◆ **Goal**
Pull each line holding "Number" out of the entries below.
+ + + +
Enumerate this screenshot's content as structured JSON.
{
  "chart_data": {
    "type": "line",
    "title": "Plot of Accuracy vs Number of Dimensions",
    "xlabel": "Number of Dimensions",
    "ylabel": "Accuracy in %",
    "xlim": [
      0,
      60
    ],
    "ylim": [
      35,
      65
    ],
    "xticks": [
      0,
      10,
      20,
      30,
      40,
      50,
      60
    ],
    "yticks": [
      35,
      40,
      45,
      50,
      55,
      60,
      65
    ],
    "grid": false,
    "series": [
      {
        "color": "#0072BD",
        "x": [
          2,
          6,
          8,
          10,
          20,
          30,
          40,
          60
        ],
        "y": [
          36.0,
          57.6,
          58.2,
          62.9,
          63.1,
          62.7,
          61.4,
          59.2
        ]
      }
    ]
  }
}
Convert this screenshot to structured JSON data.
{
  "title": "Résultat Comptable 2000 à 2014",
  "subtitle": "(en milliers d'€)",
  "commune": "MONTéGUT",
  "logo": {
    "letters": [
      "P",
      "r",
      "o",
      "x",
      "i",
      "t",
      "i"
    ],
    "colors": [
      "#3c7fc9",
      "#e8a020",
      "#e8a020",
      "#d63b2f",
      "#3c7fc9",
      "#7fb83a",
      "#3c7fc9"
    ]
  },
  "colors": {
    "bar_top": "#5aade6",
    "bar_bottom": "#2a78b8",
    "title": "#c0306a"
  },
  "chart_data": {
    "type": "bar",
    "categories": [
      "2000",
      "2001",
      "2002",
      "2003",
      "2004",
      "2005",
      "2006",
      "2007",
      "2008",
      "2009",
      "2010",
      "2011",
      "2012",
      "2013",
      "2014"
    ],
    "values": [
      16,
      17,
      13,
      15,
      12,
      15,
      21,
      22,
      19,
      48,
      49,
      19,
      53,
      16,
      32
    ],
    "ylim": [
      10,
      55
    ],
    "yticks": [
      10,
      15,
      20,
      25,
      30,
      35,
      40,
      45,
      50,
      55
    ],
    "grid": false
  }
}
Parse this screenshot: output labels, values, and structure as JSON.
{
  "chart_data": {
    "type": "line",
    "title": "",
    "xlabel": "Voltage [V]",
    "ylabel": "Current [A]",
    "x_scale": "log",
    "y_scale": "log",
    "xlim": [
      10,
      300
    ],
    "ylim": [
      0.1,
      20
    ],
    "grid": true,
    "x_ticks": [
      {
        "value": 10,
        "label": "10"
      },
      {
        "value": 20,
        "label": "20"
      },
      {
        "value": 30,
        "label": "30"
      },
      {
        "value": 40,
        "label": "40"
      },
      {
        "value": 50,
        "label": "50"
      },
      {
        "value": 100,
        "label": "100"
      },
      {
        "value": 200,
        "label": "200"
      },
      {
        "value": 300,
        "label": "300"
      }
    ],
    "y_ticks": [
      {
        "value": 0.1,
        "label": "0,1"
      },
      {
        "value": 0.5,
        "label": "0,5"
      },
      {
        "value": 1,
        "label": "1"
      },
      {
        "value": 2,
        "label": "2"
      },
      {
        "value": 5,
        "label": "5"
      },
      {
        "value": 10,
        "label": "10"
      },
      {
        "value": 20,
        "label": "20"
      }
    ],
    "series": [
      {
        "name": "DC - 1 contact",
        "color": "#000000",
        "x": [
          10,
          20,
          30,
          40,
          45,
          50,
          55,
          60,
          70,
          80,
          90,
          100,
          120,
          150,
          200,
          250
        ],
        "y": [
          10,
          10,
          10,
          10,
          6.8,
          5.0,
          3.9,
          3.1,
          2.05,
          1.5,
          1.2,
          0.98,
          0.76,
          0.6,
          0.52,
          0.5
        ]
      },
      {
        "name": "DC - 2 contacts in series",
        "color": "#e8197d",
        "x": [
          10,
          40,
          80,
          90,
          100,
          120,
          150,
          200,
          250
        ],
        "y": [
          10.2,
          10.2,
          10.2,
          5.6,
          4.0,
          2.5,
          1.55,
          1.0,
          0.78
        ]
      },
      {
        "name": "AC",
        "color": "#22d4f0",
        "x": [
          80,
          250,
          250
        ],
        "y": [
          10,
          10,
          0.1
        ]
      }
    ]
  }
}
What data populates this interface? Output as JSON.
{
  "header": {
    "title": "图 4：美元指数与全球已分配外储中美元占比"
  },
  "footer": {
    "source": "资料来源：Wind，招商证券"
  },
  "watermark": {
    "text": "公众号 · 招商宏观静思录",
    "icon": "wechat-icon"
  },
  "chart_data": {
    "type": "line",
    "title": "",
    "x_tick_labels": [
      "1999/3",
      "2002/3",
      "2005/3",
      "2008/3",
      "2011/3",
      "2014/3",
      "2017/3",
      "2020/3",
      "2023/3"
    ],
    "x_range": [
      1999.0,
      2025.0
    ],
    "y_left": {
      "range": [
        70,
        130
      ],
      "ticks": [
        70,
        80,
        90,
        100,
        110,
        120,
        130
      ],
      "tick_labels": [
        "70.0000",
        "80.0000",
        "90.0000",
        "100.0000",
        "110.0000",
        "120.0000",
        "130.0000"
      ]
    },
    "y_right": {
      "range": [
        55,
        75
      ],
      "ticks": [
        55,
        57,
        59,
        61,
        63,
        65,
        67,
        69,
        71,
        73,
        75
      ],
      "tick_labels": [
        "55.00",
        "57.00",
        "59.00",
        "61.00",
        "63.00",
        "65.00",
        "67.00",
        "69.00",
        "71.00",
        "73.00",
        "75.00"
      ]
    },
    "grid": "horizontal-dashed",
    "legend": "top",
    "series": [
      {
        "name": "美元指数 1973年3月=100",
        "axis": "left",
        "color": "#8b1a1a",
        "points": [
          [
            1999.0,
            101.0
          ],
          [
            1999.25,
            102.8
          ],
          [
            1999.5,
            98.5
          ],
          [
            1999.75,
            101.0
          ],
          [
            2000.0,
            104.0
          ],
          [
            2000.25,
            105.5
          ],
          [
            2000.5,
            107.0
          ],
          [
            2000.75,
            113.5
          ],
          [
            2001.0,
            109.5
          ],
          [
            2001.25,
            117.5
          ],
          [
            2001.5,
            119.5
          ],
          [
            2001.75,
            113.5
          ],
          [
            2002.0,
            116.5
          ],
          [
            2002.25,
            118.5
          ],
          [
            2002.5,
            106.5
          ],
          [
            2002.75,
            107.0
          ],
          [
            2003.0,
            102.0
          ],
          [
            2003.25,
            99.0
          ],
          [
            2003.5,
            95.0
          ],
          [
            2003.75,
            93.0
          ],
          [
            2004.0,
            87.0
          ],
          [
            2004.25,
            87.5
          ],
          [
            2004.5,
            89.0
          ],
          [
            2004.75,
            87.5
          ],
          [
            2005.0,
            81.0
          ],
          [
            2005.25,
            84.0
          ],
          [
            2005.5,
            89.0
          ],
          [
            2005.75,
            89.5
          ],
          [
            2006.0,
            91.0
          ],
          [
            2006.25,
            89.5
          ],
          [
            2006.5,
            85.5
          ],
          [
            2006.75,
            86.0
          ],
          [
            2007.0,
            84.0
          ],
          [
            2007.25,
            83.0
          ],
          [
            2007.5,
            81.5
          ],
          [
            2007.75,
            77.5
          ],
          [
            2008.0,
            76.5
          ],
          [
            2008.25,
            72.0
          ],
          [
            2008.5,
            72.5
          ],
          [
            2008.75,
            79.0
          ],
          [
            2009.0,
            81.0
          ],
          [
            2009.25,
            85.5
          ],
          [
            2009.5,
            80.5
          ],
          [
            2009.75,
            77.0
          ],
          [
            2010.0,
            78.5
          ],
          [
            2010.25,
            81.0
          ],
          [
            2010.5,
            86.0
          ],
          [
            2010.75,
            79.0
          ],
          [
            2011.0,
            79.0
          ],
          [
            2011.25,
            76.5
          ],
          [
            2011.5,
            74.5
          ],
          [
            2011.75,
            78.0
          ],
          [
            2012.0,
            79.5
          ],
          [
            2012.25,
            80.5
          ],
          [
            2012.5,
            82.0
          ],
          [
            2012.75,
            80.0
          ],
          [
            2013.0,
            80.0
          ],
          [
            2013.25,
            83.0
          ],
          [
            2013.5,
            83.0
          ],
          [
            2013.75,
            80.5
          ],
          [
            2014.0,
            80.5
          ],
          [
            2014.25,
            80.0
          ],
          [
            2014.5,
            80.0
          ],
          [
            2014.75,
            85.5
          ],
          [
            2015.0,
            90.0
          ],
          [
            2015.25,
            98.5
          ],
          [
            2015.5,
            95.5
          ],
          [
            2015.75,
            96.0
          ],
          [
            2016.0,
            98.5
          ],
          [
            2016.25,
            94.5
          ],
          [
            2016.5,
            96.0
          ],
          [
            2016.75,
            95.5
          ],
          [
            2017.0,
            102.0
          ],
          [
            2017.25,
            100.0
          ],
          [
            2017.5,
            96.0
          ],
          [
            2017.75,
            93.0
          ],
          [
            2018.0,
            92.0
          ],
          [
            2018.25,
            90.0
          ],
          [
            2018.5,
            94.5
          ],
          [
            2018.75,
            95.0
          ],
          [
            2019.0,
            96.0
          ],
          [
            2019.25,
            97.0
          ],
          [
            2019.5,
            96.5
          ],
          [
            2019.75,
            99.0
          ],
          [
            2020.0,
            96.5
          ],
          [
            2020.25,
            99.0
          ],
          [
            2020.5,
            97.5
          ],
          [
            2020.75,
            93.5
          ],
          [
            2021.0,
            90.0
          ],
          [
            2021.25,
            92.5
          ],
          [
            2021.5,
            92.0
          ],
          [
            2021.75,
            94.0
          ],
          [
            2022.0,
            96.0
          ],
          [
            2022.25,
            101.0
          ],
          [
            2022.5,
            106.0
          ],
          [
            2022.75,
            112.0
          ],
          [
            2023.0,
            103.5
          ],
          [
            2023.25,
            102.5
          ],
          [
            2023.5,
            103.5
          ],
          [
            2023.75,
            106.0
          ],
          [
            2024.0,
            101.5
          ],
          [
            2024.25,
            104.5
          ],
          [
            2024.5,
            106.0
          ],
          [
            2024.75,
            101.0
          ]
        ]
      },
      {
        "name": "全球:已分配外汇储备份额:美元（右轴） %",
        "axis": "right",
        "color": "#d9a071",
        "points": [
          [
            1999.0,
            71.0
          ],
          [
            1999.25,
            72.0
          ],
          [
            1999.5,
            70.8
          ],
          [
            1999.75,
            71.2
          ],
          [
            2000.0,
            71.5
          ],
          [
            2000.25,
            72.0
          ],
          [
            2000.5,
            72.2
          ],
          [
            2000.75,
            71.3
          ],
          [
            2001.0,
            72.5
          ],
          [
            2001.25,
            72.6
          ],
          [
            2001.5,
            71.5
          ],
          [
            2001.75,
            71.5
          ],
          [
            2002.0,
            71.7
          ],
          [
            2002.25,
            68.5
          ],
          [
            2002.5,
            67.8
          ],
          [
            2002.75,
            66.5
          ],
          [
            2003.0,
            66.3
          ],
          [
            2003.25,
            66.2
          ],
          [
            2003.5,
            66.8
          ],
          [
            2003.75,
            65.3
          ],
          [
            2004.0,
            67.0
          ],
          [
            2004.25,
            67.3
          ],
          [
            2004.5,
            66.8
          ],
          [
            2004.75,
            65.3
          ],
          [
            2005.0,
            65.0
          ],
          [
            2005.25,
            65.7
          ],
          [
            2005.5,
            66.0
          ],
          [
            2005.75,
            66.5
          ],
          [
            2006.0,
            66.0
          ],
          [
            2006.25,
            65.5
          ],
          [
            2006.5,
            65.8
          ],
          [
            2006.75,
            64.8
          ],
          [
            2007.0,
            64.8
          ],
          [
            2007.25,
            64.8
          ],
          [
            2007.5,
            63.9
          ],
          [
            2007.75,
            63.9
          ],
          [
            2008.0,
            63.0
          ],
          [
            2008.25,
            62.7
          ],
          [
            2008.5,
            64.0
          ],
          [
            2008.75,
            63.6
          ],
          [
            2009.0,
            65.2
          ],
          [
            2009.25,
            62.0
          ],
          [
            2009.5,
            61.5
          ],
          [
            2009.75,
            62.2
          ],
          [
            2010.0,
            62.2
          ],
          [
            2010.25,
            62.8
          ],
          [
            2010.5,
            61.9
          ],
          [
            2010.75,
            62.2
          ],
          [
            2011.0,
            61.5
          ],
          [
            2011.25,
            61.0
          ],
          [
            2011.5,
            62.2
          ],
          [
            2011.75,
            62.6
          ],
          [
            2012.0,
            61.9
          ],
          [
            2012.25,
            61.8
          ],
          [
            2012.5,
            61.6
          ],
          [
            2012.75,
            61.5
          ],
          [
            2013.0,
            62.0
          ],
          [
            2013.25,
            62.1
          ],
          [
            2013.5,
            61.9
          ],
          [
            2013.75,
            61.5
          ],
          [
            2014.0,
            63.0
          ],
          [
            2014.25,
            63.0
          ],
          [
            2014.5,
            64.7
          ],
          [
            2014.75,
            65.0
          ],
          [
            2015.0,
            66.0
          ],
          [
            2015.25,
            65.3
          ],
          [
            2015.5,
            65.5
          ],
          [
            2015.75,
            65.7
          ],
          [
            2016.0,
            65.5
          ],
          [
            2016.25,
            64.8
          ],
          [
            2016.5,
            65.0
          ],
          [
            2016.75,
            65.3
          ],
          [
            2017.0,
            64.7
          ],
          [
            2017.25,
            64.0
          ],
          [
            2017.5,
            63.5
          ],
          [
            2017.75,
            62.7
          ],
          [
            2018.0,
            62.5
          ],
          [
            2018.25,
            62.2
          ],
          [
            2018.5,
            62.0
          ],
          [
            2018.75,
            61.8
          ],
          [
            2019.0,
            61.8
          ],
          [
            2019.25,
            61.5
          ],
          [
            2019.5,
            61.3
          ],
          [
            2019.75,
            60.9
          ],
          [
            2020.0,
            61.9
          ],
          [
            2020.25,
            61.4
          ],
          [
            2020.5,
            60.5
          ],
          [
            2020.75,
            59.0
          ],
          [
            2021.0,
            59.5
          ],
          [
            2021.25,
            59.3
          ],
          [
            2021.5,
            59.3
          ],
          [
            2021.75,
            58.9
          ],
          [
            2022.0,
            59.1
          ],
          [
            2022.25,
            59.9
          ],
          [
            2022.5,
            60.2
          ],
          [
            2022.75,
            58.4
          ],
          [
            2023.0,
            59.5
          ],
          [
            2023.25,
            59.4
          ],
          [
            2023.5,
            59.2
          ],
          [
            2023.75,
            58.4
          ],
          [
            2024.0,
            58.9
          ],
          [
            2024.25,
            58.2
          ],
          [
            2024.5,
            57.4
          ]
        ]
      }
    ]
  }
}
+ + + +
◆ **Answer to the exercise**
    "title": "Plot of Accuracy vs Number of Dimensions",
    "xlabel": "Number of Dimensions",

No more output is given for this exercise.